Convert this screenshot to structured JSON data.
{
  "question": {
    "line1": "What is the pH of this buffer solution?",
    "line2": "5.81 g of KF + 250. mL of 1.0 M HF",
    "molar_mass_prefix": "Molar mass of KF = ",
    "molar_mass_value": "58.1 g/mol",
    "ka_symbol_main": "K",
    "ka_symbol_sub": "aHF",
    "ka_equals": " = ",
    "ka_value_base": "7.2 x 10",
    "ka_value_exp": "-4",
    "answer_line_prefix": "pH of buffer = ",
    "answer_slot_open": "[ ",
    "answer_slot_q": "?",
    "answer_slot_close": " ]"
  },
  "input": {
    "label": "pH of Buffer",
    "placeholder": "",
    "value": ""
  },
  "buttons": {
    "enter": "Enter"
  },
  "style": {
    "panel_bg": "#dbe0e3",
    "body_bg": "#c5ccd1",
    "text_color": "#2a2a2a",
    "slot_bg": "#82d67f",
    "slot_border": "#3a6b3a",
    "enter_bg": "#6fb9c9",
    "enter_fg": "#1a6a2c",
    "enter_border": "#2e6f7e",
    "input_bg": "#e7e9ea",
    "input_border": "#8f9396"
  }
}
· · · ·
Make an exact copy of the material above.

§ **Answer to this problem**:
Convert this screenshot to structured JSON data.
{
  "question": {
    "line1": "What is the pH of this buffer solution?",
    "line2": "5.81 g of KF + 250. mL of 1.0 M HF",
    "molar_mass_prefix": "Molar mass of KF = ",
    "molar_mass_value": "58.1 g/mol",
    "ka_symbol_main": "K",
    "ka_symbol_sub": "aHF",
    "ka_equals": " = ",
    "ka_value_base": "7.2 x 10",
    "ka_value_exp": "-4",
    "answer_line_prefix": "pH of buffer = ",
    "answer_slot_open": "[ ",
    "answer_slot_q": "?",
    "answer_slot_close": " ]"
  },
  "input": {
    "label": "pH of Buffer",
    "placeholder": "",
    "value": ""
  },
  "buttons": {
    "enter": "Enter"
  },
  "style": {
    "panel_bg": "#dbe0e3",
    "body_bg": "#c5ccd1",
    "text_color": "#2a2a2a",
    "slot_bg": "#82d67f",
    "slot_border": "#3a6b3a",
    "enter_bg": "#6fb9c9",
    "enter_fg": "#1a6a2c",
    "enter_border": "#2e6f7e",
    "input_bg": "#e7e9ea",
    "input_border": "#8f9396"
  }
}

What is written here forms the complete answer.